What the task requires. Locate every line in the records below that contains the word "日韩库存同比增速", and copy each one.

Records shown.
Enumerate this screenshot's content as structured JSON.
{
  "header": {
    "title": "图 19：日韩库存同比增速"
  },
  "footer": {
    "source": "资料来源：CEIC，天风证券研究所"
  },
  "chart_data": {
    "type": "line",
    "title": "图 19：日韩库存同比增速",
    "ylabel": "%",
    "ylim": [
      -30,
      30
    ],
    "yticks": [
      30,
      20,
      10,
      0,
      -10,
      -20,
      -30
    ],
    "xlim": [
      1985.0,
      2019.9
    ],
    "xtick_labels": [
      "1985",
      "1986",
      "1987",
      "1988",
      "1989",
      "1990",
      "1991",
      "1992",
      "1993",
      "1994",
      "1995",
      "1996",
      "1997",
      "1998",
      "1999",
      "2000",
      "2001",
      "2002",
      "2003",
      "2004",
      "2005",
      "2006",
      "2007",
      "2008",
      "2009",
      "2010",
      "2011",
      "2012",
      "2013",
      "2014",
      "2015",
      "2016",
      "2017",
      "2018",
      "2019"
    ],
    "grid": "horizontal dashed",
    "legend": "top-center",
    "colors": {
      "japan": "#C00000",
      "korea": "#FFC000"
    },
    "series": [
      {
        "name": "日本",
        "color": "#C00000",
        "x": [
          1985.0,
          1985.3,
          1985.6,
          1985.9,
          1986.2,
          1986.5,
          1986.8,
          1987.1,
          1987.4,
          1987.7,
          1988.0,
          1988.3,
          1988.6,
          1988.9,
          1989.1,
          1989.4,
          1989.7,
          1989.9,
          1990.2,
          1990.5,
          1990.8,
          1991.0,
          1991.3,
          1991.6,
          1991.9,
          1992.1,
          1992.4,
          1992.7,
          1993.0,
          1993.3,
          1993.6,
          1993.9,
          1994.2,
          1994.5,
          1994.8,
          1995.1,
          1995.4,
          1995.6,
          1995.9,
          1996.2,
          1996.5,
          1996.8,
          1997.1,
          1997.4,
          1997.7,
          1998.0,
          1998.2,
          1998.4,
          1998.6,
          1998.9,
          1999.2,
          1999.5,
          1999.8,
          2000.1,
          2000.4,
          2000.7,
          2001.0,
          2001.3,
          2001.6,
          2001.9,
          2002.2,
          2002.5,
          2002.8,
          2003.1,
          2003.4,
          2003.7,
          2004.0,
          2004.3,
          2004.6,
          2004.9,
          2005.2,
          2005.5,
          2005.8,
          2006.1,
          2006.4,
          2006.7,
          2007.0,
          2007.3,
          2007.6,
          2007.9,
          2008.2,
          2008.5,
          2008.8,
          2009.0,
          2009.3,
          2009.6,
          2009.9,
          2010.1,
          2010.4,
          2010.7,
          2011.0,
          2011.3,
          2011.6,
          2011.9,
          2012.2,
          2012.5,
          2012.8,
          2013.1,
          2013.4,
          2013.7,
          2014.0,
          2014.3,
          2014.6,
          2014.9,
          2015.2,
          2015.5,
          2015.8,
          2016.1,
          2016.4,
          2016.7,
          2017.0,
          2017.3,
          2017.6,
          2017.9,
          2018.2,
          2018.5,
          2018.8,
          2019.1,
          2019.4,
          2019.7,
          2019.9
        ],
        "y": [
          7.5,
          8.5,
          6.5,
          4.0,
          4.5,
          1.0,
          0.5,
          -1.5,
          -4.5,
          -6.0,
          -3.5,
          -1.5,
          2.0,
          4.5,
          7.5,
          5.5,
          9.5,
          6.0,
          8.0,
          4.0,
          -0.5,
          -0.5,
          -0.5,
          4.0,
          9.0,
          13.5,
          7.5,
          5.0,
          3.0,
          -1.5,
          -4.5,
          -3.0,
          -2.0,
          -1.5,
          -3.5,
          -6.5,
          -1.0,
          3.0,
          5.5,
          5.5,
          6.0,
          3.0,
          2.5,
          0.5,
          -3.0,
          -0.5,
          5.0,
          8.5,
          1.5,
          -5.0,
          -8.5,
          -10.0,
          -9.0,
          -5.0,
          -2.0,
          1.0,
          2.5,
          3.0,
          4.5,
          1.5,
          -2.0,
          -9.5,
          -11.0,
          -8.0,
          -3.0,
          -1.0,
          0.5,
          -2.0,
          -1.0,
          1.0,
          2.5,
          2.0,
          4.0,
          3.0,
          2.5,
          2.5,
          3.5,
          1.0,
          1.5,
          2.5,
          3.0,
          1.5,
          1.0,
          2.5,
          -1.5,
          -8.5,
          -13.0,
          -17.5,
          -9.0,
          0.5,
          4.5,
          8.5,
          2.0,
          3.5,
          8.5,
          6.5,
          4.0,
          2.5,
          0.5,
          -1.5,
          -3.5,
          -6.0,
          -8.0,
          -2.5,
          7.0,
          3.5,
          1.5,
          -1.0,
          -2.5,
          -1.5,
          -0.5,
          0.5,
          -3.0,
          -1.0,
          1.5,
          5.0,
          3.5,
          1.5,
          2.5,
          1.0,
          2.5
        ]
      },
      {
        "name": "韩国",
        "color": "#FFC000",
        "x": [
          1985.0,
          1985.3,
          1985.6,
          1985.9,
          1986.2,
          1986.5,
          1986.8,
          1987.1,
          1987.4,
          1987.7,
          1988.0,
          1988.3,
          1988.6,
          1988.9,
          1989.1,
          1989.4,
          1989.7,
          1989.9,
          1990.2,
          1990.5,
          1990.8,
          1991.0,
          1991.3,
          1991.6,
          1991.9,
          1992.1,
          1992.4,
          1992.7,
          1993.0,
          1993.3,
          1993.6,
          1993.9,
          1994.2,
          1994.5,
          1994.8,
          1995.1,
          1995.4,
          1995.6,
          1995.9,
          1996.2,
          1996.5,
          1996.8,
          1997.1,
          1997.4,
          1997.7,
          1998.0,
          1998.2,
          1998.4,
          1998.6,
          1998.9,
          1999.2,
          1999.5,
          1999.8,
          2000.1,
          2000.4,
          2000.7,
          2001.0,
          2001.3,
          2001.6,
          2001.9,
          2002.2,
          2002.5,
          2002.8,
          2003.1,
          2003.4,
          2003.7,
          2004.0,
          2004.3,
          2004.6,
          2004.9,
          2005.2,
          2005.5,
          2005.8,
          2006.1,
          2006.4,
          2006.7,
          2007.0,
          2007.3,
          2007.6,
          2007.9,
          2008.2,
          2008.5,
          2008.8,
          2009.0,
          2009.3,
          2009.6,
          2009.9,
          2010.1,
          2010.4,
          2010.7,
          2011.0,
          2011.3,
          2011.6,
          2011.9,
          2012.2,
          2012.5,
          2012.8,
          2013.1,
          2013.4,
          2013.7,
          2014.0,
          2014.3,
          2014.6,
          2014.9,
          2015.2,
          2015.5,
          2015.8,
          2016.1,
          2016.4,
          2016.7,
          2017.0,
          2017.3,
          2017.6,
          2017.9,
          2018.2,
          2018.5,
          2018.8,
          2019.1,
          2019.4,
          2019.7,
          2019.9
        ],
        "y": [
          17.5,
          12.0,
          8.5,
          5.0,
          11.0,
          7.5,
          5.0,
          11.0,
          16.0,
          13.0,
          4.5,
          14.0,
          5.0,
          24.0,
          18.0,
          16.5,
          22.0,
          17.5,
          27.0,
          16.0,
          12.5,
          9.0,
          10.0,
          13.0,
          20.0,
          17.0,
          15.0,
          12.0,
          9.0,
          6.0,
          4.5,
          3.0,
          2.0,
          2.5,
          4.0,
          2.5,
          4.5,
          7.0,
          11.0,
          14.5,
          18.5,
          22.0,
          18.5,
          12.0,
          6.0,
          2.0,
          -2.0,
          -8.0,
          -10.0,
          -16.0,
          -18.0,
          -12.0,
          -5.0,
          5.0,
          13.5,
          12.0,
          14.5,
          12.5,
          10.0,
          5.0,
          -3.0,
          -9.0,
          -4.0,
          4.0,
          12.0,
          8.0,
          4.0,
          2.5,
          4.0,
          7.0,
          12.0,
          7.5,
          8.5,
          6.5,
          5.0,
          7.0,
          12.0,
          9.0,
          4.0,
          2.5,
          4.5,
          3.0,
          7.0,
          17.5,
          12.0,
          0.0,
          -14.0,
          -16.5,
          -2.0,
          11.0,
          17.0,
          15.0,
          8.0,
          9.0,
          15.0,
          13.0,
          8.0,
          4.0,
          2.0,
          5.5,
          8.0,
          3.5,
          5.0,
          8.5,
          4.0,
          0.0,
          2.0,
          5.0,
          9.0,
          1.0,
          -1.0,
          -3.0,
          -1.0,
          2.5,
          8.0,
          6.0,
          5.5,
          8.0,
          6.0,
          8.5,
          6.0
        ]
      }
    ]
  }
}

Exercise solution.
    "title": "图 19：日韩库存同比增速"
    "title": "图 19：日韩库存同比增速",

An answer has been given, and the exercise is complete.